» YOUR TASK:
Write out the records beneath this line exactly as they appear, minus any images.
▽
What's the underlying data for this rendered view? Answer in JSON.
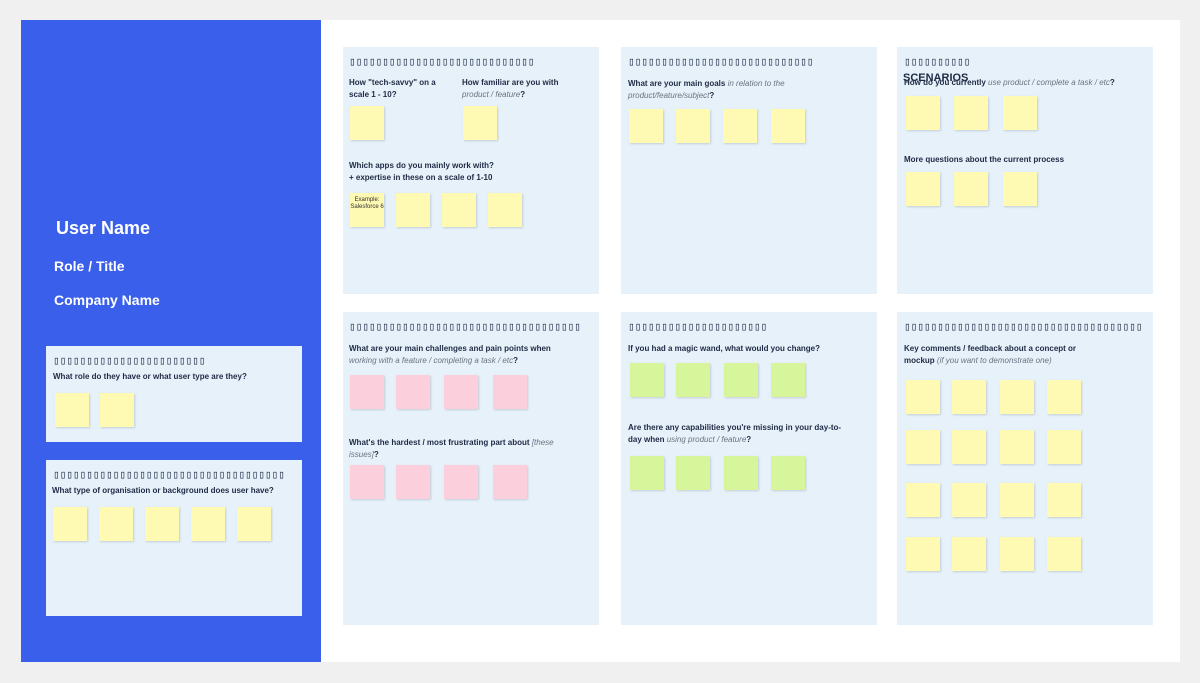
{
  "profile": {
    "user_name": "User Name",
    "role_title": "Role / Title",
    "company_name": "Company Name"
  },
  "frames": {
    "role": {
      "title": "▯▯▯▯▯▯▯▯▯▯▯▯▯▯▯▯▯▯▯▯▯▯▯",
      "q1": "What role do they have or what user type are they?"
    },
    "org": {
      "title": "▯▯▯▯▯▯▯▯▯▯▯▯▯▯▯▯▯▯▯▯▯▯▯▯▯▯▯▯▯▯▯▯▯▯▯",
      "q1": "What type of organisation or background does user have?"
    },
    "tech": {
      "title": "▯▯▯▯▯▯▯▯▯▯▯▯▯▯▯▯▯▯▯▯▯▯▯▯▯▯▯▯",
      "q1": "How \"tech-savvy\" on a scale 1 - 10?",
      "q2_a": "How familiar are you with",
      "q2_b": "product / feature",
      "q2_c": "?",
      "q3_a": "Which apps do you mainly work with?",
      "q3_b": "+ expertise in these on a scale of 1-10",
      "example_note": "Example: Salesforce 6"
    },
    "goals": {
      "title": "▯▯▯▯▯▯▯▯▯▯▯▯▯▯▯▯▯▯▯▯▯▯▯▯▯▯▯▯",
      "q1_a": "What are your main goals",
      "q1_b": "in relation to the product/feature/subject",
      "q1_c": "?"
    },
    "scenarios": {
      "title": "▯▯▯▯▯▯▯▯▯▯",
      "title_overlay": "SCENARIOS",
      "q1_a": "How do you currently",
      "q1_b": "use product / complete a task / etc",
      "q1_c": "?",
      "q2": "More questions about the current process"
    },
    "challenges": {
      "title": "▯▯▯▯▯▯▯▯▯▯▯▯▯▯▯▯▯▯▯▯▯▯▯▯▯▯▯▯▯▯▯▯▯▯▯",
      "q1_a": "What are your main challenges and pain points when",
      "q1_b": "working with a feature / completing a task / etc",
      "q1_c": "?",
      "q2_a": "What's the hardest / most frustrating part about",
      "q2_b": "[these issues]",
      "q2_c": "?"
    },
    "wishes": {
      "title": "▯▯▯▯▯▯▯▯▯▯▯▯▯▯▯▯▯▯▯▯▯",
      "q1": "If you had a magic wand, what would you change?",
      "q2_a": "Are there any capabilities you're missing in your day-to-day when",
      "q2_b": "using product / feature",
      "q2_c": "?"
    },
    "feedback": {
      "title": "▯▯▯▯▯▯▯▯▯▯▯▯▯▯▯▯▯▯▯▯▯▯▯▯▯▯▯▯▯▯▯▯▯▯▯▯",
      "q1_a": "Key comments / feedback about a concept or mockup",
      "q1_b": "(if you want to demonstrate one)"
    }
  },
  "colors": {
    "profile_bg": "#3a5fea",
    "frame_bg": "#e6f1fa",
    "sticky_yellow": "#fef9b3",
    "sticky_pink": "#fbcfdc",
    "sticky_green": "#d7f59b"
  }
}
△
» SOLUTION:
What's the underlying data for this rendered view? Answer in JSON.
{
  "profile": {
    "user_name": "User Name",
    "role_title": "Role / Title",
    "company_name": "Company Name"
  },
  "frames": {
    "role": {
      "title": "▯▯▯▯▯▯▯▯▯▯▯▯▯▯▯▯▯▯▯▯▯▯▯",
      "q1": "What role do they have or what user type are they?"
    },
    "org": {
      "title": "▯▯▯▯▯▯▯▯▯▯▯▯▯▯▯▯▯▯▯▯▯▯▯▯▯▯▯▯▯▯▯▯▯▯▯",
      "q1": "What type of organisation or background does user have?"
    },
    "tech": {
      "title": "▯▯▯▯▯▯▯▯▯▯▯▯▯▯▯▯▯▯▯▯▯▯▯▯▯▯▯▯",
      "q1": "How \"tech-savvy\" on a scale 1 - 10?",
      "q2_a": "How familiar are you with",
      "q2_b": "product / feature",
      "q2_c": "?",
      "q3_a": "Which apps do you mainly work with?",
      "q3_b": "+ expertise in these on a scale of 1-10",
      "example_note": "Example: Salesforce 6"
    },
    "goals": {
      "title": "▯▯▯▯▯▯▯▯▯▯▯▯▯▯▯▯▯▯▯▯▯▯▯▯▯▯▯▯",
      "q1_a": "What are your main goals",
      "q1_b": "in relation to the product/feature/subject",
      "q1_c": "?"
    },
    "scenarios": {
      "title": "▯▯▯▯▯▯▯▯▯▯",
      "title_overlay": "SCENARIOS",
      "q1_a": "How do you currently",
      "q1_b": "use product / complete a task / etc",
      "q1_c": "?",
      "q2": "More questions about the current process"
    },
    "challenges": {
      "title": "▯▯▯▯▯▯▯▯▯▯▯▯▯▯▯▯▯▯▯▯▯▯▯▯▯▯▯▯▯▯▯▯▯▯▯",
      "q1_a": "What are your main challenges and pain points when",
      "q1_b": "working with a feature / completing a task / etc",
      "q1_c": "?",
      "q2_a": "What's the hardest / most frustrating part about",
      "q2_b": "[these issues]",
      "q2_c": "?"
    },
    "wishes": {
      "title": "▯▯▯▯▯▯▯▯▯▯▯▯▯▯▯▯▯▯▯▯▯",
      "q1": "If you had a magic wand, what would you change?",
      "q2_a": "Are there any capabilities you're missing in your day-to-day when",
      "q2_b": "using product / feature",
      "q2_c": "?"
    },
    "feedback": {
      "title": "▯▯▯▯▯▯▯▯▯▯▯▯▯▯▯▯▯▯▯▯▯▯▯▯▯▯▯▯▯▯▯▯▯▯▯▯",
      "q1_a": "Key comments / feedback about a concept or mockup",
      "q1_b": "(if you want to demonstrate one)"
    }
  },
  "colors": {
    "profile_bg": "#3a5fea",
    "frame_bg": "#e6f1fa",
    "sticky_yellow": "#fef9b3",
    "sticky_pink": "#fbcfdc",
    "sticky_green": "#d7f59b"
  }
}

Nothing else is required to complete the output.